## Dataset items

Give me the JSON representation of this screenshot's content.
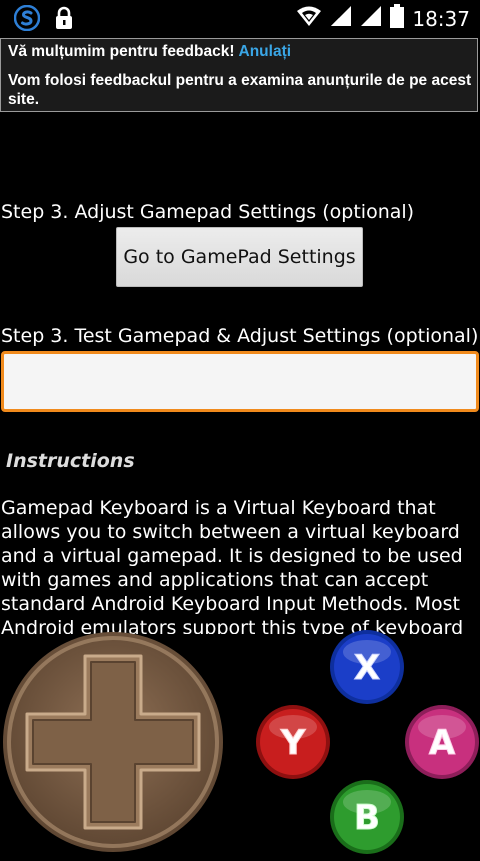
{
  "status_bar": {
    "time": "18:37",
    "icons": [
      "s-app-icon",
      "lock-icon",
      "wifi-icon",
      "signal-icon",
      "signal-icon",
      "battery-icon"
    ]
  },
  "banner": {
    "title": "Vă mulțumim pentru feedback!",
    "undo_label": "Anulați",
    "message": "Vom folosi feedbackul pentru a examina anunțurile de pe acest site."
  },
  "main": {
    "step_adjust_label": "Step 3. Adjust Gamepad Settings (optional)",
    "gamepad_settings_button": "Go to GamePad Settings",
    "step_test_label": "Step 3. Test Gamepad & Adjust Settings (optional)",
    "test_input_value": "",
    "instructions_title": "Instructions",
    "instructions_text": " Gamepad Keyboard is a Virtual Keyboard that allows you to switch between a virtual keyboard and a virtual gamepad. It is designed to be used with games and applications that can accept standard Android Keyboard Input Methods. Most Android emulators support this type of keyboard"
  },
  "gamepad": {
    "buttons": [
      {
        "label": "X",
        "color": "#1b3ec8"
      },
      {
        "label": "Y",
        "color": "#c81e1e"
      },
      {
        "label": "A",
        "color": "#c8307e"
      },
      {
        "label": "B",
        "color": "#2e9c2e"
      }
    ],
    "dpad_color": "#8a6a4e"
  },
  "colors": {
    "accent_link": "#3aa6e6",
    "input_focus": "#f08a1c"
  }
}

## Challenge
Write out each entry exactly as given, omitting any picture.

## Result below
Give me the JSON representation of this screenshot's content.
{
  "status_bar": {
    "time": "18:37",
    "icons": [
      "s-app-icon",
      "lock-icon",
      "wifi-icon",
      "signal-icon",
      "signal-icon",
      "battery-icon"
    ]
  },
  "banner": {
    "title": "Vă mulțumim pentru feedback!",
    "undo_label": "Anulați",
    "message": "Vom folosi feedbackul pentru a examina anunțurile de pe acest site."
  },
  "main": {
    "step_adjust_label": "Step 3. Adjust Gamepad Settings (optional)",
    "gamepad_settings_button": "Go to GamePad Settings",
    "step_test_label": "Step 3. Test Gamepad & Adjust Settings (optional)",
    "test_input_value": "",
    "instructions_title": "Instructions",
    "instructions_text": " Gamepad Keyboard is a Virtual Keyboard that allows you to switch between a virtual keyboard and a virtual gamepad. It is designed to be used with games and applications that can accept standard Android Keyboard Input Methods. Most Android emulators support this type of keyboard"
  },
  "gamepad": {
    "buttons": [
      {
        "label": "X",
        "color": "#1b3ec8"
      },
      {
        "label": "Y",
        "color": "#c81e1e"
      },
      {
        "label": "A",
        "color": "#c8307e"
      },
      {
        "label": "B",
        "color": "#2e9c2e"
      }
    ],
    "dpad_color": "#8a6a4e"
  },
  "colors": {
    "accent_link": "#3aa6e6",
    "input_focus": "#f08a1c"
  }
}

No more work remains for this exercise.